» **TASK INSTRUCTIONS**: Rewrite the entries as a numbered list, skipping any blank lines. Cover only the lines from the start of the entries up to and including the line with "value-select[interactable]: Select: [1219, 497, 1518, 538]".

----- EXTRACTED DATA -----

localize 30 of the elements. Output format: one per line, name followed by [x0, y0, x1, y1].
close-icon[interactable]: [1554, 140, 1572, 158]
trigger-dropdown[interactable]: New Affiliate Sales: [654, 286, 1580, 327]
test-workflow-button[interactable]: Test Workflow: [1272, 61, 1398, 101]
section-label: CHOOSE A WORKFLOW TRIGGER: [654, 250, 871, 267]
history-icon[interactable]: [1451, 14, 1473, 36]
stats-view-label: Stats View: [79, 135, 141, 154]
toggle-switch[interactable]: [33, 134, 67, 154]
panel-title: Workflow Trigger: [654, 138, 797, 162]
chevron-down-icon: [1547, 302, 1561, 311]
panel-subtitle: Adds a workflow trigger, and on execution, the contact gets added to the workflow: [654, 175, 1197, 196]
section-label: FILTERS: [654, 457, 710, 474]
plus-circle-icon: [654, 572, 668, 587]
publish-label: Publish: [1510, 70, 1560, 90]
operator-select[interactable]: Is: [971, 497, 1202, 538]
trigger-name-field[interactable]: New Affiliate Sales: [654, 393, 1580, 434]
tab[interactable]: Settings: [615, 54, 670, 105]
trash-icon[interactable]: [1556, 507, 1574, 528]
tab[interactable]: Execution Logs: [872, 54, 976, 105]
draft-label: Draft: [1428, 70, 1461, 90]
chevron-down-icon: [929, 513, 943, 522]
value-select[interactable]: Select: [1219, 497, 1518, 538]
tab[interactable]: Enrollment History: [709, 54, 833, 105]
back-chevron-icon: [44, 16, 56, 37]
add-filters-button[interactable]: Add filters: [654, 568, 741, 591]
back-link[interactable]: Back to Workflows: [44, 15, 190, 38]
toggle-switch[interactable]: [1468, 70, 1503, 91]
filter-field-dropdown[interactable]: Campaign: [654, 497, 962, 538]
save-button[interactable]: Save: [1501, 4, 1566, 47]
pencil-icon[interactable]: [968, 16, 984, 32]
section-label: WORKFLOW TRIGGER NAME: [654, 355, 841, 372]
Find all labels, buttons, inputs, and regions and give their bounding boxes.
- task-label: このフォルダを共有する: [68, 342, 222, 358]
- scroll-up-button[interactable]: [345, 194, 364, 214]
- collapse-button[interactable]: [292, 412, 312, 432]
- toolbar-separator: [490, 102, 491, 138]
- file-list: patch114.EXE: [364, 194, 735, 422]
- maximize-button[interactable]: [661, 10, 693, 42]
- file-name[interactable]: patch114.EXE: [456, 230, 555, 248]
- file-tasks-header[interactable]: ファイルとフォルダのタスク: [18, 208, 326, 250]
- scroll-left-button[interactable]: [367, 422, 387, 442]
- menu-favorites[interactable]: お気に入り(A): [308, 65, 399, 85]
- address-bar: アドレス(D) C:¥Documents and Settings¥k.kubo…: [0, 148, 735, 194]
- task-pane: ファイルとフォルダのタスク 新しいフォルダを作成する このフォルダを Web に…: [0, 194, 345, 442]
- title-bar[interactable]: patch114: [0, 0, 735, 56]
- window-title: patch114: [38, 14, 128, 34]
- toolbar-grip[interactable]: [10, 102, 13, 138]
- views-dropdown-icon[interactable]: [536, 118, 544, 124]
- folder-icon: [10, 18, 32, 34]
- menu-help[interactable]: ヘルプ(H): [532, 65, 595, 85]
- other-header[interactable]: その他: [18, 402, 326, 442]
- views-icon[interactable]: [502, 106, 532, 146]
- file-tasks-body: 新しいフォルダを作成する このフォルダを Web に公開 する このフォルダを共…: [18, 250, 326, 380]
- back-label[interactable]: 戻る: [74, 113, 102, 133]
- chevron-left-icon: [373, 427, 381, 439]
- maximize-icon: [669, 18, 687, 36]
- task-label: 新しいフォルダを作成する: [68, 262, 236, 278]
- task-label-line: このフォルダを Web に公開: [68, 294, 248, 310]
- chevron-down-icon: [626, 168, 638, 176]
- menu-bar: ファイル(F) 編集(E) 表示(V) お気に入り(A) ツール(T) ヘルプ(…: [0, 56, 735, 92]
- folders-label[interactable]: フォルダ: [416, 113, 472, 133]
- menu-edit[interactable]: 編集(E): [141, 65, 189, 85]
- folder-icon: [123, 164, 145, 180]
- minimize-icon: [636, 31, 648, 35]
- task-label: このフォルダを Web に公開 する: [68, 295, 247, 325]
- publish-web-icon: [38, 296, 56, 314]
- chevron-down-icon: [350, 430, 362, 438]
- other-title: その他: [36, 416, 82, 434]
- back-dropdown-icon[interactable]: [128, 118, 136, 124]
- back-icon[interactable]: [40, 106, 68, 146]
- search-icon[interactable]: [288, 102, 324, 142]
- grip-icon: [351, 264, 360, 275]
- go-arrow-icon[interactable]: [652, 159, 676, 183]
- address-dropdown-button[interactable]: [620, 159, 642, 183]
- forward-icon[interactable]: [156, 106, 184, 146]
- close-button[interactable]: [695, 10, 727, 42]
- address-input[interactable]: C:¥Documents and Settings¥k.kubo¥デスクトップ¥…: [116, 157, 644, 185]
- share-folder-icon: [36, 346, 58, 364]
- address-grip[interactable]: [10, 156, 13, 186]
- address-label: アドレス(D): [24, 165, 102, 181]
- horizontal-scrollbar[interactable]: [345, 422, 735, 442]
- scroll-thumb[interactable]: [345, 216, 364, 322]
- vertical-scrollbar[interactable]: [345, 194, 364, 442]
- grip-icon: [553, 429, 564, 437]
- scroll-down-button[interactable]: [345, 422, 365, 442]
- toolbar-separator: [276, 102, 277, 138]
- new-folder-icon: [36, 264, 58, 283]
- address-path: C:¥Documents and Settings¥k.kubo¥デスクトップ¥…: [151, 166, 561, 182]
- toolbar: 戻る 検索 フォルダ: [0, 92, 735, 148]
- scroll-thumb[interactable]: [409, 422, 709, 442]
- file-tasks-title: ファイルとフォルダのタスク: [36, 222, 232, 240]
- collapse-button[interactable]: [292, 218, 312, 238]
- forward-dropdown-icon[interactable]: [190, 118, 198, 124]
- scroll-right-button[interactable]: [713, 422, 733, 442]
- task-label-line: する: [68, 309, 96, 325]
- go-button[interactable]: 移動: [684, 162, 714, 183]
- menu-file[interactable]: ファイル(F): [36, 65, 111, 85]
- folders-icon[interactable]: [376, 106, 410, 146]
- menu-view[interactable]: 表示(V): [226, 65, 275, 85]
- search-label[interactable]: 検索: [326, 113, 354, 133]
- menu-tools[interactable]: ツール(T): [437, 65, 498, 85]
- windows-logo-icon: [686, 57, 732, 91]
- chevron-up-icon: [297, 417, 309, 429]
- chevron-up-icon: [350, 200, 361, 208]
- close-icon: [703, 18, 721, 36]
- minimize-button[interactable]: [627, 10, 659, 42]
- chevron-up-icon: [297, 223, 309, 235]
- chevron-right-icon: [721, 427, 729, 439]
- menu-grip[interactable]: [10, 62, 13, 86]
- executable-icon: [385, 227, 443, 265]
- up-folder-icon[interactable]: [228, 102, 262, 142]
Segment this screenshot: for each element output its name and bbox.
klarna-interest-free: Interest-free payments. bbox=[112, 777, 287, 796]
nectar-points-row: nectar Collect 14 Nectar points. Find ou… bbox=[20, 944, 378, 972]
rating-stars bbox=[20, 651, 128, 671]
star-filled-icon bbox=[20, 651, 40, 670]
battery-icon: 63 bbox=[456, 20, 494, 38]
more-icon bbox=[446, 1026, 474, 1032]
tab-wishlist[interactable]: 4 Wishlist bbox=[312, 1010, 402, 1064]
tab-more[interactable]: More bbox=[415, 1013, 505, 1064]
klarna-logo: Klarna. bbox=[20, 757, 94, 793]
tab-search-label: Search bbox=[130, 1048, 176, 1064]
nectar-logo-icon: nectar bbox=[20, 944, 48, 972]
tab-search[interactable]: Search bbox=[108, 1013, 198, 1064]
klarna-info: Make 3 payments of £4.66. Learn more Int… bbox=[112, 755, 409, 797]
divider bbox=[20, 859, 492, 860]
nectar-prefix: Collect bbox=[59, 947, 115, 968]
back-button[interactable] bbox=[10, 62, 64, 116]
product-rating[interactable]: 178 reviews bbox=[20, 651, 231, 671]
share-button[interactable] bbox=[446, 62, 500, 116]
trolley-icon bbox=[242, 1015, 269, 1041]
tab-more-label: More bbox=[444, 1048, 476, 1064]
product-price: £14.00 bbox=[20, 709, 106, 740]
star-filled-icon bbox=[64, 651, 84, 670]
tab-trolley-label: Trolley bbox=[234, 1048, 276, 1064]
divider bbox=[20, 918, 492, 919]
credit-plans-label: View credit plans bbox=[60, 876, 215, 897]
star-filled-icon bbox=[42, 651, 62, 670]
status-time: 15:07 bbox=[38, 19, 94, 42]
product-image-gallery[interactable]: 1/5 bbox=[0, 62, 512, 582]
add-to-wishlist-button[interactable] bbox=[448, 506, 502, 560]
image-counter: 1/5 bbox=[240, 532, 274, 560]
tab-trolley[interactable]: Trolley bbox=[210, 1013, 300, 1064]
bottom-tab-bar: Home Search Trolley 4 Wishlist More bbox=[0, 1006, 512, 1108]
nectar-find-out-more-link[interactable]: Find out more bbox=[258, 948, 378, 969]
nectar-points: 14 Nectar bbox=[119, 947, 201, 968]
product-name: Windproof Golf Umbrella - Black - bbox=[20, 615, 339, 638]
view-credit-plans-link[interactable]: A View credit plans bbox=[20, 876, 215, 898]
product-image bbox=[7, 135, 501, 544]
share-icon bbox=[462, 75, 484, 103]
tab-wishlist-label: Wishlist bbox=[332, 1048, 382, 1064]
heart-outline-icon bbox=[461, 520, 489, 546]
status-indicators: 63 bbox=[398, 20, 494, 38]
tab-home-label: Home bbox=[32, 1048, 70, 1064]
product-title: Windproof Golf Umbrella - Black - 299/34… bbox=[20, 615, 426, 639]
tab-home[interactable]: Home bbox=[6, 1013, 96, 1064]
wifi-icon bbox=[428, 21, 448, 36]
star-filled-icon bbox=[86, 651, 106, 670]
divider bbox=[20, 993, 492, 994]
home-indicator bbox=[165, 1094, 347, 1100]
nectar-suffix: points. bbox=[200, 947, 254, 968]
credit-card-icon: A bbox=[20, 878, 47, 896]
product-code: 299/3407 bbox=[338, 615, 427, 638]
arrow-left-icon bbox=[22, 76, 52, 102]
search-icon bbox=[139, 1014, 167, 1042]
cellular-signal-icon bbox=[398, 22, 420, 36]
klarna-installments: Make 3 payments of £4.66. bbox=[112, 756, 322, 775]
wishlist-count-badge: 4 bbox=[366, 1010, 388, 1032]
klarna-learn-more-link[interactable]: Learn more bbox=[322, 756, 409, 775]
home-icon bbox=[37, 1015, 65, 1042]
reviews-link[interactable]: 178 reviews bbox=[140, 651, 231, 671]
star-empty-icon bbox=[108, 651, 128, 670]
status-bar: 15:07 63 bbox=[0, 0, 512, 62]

-----

» **EXERCISE ANSWER**:
1. localize 30 of the elements. Output format: one per line, name followed by [x0, y0, x1, y1].
2. close-icon[interactable]: [1554, 140, 1572, 158]
3. trigger-dropdown[interactable]: New Affiliate Sales: [654, 286, 1580, 327]
4. test-workflow-button[interactable]: Test Workflow: [1272, 61, 1398, 101]
5. section-label: CHOOSE A WORKFLOW TRIGGER: [654, 250, 871, 267]
6. history-icon[interactable]: [1451, 14, 1473, 36]
7. stats-view-label: Stats View: [79, 135, 141, 154]
8. toggle-switch[interactable]: [33, 134, 67, 154]
9. panel-title: Workflow Trigger: [654, 138, 797, 162]
10. chevron-down-icon: [1547, 302, 1561, 311]
11. panel-subtitle: Adds a workflow trigger, and on execution, the contact gets added to the workflow: [654, 175, 1197, 196]
12. section-label: FILTERS: [654, 457, 710, 474]
13. plus-circle-icon: [654, 572, 668, 587]
14. publish-label: Publish: [1510, 70, 1560, 90]
15. operator-select[interactable]: Is: [971, 497, 1202, 538]
16. trigger-name-field[interactable]: New Affiliate Sales: [654, 393, 1580, 434]
17. tab[interactable]: Settings: [615, 54, 670, 105]
18. trash-icon[interactable]: [1556, 507, 1574, 528]
19. tab[interactable]: Execution Logs: [872, 54, 976, 105]
20. draft-label: Draft: [1428, 70, 1461, 90]
21. chevron-down-icon: [929, 513, 943, 522]
22. value-select[interactable]: Select: [1219, 497, 1518, 538]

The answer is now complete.